> **Prompt 1**:
Output as a numbered list, with blank lines omitted, only the records between the line holding "coldest-region xyxy=(314,83,319,118)" and the line holding "wind-barb xyxy=(58,218,69,230)", inclusive.

============

Date: Mon, 23 May 2022 03:14:20 +0000

On 2022-05-22 14:14 +0000, Ryan Prior wrote:
> ------- Original Message -------
> On Sunday, May 22nd, 2022 at 8:00 AM, Foo Chuan Wei 
> <chuanwei.foo@hotmail.com> wrote:
>
> > The shell in the environment where packages are built ignores SIGINT
> > and SIGQUIT. If I add `(invoke "sh" "-c" "trap")` to a custom build
> > phase
>
> That executes a shell which traps and then immediately exits. By the
> next step of the build phase execution it's already gone. The shell
> isn't ignoring you - it's not running at all.

`(invoke "sh" "-c" "trap")` is merely a trivial example for
demonstrating that the shell ignores SIGINT and SIGQUIT. This might be
significant if the build step invokes the shell to do something more
significant (e.g. to build something).

============

> **Prompt 2**:
Continue the email about the build shell ignoring SIGINT and SIGQUIT, starting after its final sentence.

============

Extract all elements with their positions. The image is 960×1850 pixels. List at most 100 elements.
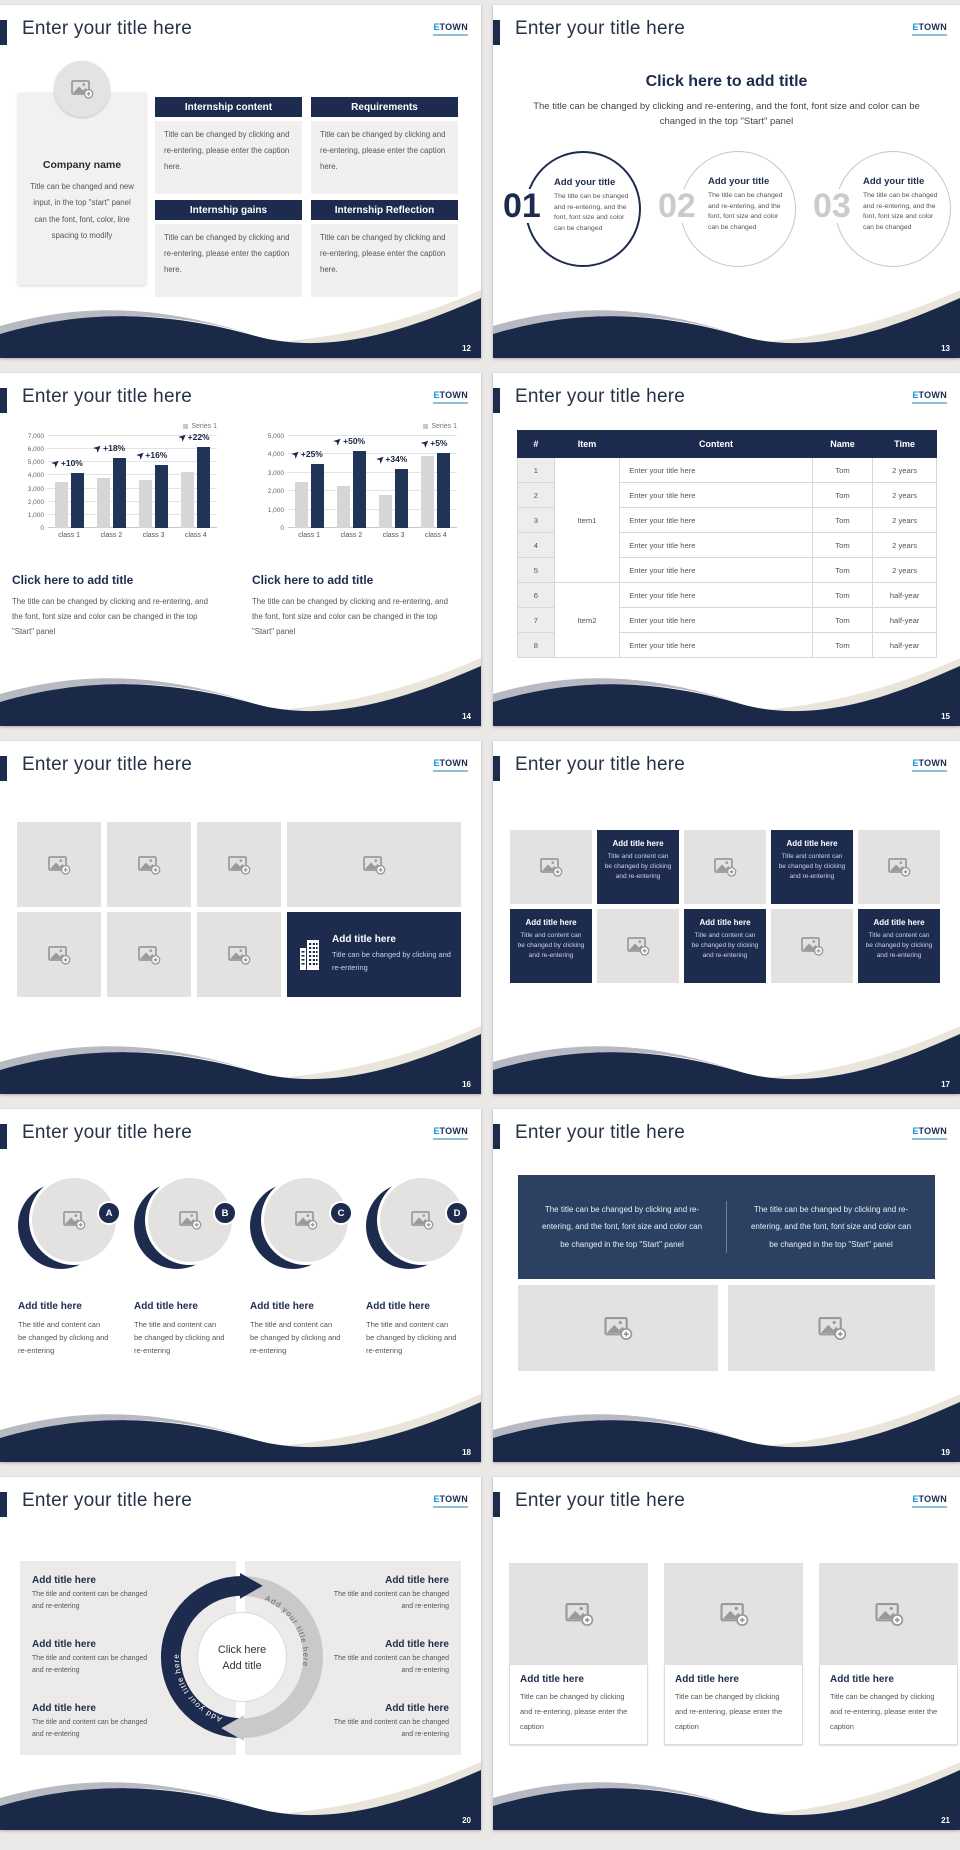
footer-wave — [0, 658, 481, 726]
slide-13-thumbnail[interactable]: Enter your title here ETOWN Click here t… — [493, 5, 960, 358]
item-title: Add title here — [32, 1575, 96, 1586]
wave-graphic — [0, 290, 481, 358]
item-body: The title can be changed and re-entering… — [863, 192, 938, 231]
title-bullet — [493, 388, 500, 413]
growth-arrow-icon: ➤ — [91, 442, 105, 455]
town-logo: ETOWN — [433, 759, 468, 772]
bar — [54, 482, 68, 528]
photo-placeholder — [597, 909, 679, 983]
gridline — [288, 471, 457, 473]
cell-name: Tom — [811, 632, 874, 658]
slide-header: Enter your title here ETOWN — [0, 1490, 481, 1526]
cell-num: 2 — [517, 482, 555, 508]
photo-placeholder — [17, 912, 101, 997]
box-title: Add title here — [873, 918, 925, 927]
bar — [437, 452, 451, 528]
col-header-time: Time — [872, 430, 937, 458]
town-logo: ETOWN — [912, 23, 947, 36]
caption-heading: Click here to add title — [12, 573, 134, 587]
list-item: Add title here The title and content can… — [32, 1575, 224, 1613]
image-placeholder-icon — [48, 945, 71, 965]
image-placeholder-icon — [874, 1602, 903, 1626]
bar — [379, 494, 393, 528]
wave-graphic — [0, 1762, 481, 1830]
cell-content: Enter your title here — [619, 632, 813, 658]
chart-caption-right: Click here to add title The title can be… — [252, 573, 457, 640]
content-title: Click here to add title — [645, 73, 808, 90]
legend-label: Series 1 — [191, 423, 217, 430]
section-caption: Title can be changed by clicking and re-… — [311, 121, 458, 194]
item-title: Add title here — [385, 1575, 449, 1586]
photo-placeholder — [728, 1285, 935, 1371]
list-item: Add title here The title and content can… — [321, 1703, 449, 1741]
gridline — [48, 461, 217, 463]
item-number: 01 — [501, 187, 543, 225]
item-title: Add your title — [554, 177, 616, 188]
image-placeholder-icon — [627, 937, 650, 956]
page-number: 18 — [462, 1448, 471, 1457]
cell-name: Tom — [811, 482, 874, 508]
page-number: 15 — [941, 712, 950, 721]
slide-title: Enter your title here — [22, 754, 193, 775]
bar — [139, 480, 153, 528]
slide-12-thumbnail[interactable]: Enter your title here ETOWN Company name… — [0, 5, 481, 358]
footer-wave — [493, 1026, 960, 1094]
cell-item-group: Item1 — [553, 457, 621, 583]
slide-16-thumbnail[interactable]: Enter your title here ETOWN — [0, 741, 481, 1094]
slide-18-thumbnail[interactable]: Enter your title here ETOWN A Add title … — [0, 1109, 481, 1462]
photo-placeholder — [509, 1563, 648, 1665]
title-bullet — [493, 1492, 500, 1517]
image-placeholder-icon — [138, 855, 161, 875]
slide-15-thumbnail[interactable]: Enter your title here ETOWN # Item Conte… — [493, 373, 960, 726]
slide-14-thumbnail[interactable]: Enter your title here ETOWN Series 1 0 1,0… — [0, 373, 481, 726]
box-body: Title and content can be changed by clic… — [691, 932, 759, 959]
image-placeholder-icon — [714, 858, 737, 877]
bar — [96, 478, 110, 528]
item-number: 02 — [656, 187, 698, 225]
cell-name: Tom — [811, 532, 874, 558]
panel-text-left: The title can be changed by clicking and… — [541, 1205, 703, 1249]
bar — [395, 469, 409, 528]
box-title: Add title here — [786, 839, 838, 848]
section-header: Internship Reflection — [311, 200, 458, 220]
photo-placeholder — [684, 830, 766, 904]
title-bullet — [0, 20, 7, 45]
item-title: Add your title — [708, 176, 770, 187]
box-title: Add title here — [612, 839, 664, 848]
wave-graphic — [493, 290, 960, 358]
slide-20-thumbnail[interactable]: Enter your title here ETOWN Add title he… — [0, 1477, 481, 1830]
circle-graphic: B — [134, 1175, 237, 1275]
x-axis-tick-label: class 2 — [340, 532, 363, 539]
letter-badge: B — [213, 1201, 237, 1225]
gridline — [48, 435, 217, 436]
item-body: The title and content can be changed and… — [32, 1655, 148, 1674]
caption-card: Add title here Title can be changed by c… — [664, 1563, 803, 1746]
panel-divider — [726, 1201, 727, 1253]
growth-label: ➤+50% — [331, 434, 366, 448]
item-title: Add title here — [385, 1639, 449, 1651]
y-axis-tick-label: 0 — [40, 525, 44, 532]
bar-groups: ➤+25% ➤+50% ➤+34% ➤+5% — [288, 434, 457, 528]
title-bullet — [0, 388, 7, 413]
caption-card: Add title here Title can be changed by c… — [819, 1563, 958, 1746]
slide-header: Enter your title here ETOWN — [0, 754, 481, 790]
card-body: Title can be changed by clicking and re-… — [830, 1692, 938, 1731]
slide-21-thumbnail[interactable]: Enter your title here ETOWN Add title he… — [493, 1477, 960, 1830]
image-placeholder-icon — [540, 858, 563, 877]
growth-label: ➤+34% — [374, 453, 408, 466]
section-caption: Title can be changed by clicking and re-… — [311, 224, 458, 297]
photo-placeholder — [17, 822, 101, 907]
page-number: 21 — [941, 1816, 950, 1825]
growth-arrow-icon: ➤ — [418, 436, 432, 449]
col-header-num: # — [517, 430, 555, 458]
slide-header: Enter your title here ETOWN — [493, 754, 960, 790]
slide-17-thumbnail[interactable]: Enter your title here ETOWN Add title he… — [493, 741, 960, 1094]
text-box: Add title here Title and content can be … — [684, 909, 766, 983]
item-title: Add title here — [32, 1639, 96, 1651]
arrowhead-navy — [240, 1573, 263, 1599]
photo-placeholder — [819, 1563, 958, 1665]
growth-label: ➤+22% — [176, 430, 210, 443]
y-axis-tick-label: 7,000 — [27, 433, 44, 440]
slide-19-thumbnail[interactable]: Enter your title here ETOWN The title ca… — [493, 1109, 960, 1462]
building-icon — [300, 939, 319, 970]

============

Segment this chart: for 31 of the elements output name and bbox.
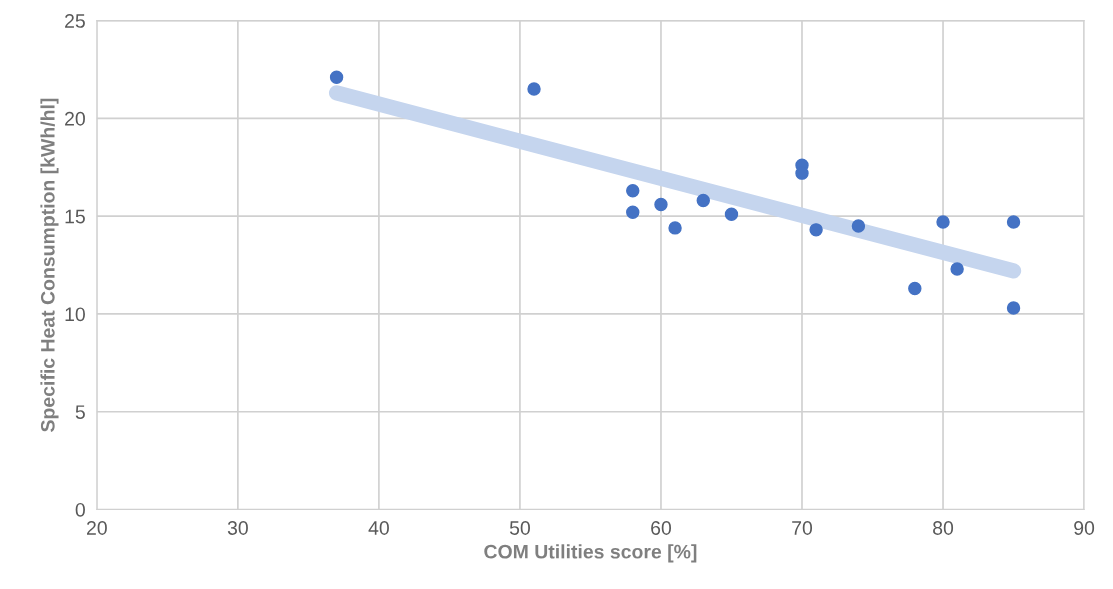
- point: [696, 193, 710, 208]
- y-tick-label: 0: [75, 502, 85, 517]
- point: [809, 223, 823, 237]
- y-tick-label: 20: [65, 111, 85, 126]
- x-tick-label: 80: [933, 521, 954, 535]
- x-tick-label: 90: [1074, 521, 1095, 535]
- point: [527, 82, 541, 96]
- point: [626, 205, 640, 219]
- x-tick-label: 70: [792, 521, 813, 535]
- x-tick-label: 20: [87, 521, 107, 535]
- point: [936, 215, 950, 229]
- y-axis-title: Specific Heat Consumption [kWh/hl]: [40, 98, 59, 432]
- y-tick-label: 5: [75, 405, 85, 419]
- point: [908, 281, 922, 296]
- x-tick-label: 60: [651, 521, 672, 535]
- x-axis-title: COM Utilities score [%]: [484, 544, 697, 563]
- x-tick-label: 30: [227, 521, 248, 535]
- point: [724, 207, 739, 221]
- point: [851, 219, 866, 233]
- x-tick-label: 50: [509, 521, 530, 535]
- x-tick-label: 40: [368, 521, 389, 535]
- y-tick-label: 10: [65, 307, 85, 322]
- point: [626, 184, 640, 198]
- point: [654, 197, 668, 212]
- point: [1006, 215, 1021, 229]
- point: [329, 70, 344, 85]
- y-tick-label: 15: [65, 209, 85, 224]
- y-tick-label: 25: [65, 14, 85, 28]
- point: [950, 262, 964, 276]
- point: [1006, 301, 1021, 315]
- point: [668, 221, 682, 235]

============

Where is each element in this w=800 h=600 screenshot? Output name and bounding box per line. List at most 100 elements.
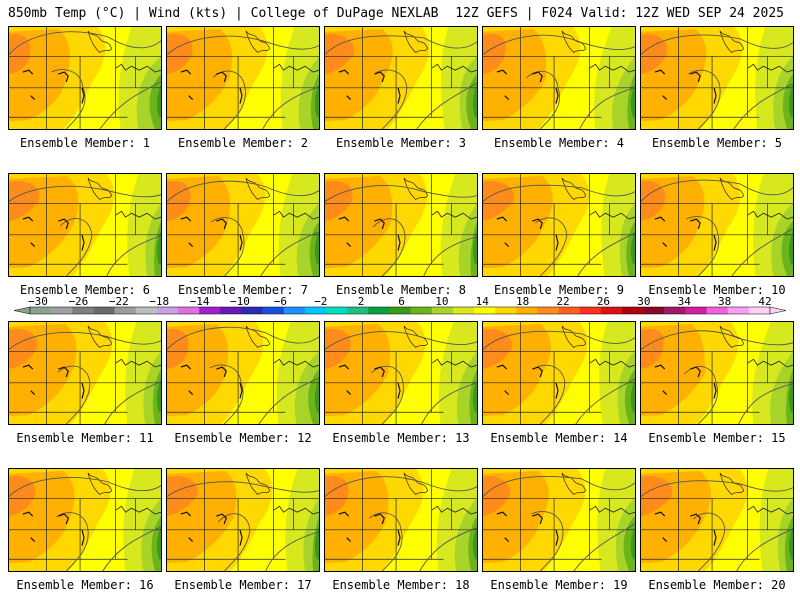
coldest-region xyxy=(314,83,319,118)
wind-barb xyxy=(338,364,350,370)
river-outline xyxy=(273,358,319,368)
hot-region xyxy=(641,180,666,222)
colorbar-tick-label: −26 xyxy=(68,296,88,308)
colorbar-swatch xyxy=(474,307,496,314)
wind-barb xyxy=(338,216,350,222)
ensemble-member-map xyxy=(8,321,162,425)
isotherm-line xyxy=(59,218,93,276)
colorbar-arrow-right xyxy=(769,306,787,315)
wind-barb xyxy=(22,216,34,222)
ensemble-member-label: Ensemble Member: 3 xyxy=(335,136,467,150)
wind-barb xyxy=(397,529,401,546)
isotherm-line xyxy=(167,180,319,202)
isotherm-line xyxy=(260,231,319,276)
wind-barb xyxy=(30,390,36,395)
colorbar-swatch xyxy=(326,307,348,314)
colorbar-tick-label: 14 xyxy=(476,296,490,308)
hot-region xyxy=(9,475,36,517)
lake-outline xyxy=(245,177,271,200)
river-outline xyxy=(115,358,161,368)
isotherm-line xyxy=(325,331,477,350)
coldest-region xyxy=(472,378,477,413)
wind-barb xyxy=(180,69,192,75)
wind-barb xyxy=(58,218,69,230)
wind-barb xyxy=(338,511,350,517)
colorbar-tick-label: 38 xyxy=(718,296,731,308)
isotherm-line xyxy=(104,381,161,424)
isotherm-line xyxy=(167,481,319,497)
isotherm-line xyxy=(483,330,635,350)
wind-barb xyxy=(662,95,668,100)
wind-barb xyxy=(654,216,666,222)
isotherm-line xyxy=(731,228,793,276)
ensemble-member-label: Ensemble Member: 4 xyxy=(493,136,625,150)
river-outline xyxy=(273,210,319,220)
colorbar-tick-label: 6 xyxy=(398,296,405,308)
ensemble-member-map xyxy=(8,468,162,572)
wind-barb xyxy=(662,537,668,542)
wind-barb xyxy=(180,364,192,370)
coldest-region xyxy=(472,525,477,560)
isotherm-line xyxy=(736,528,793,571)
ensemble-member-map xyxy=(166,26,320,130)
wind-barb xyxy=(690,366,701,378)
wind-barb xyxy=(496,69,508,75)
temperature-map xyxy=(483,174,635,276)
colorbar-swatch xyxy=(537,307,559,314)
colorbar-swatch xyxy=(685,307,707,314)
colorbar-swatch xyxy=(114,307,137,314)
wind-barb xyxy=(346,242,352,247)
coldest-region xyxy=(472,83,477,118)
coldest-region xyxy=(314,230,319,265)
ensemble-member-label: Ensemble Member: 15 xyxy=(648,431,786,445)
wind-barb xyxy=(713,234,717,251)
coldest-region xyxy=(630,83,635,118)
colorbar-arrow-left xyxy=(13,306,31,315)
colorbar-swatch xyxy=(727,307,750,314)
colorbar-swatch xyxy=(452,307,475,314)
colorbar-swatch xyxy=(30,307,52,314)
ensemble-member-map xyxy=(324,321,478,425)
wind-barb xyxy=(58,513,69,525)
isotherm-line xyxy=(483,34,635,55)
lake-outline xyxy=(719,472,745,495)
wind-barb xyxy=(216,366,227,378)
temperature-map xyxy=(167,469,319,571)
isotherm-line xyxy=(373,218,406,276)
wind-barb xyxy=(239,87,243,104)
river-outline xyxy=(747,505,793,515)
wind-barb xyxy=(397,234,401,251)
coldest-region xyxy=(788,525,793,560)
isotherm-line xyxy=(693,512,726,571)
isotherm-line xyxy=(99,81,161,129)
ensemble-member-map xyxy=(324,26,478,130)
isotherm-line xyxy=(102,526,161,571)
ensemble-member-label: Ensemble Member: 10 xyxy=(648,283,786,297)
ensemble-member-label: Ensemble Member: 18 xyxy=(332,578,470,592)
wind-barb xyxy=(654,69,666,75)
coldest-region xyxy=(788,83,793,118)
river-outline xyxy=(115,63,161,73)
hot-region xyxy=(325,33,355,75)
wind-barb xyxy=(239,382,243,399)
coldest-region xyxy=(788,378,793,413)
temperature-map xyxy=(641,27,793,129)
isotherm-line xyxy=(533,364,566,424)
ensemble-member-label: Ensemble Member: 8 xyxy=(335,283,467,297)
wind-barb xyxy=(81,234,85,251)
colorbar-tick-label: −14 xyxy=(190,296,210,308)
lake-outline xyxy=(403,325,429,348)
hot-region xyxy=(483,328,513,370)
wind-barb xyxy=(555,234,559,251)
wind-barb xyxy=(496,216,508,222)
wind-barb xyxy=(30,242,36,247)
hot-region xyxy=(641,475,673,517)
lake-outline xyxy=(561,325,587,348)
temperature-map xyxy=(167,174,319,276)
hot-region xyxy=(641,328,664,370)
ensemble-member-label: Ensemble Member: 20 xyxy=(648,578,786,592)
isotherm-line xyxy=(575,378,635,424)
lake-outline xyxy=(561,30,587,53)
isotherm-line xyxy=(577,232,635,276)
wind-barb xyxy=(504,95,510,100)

============

> **Written response 1**:
1. coldest-region xyxy=(314,83,319,118)
2. wind-barb xyxy=(338,364,350,370)
3. river-outline xyxy=(273,358,319,368)
4. hot-region xyxy=(641,180,666,222)
5. colorbar-tick-label: −26 xyxy=(68,296,88,308)
6. colorbar-swatch xyxy=(474,307,496,314)
7. wind-barb xyxy=(338,216,350,222)
8. ensemble-member-map xyxy=(8,321,162,425)
9. isotherm-line xyxy=(59,218,93,276)
10. colorbar-arrow-right xyxy=(769,306,787,315)
11. wind-barb xyxy=(22,216,34,222)
12. ensemble-member-label: Ensemble Member: 3 xyxy=(335,136,467,150)
13. wind-barb xyxy=(397,529,401,546)
14. isotherm-line xyxy=(167,180,319,202)
15. isotherm-line xyxy=(260,231,319,276)
16. wind-barb xyxy=(30,390,36,395)
17. colorbar-swatch xyxy=(326,307,348,314)
18. colorbar-tick-label: 14 xyxy=(476,296,490,308)
19. hot-region xyxy=(9,475,36,517)
20. lake-outline xyxy=(245,177,271,200)
21. river-outline xyxy=(115,358,161,368)
22. isotherm-line xyxy=(325,331,477,350)
23. coldest-region xyxy=(472,378,477,413)
24. wind-barb xyxy=(180,69,192,75)
25. wind-barb xyxy=(58,218,69,230)

> **Written response 2**:
Anyway, I found that this behavior is possibly related to one specified
by POSIX [1]:

> 2.11. Signals and Error Handling
>
> If job control is disabled (see the description of set -m) when the
> shell executes an asynchronous list, the commands in the list shall
> inherit from the shell a signal action of ignored (SIG_IGN) for the
> SIGINT and SIGQUIT signals.

To reproduce:
Method 1:
$ set +m
$ bash -c 'trap' &

Method 2:
$ bash -c 'bash -c "trap" &'

Output:
trap -- '' SIGINT
trap -- '' SIGQUIT

Method 2 probably shows what is happening in Guix.

> Sounds extremely cursed.
:D
Do you have a solution to this problem?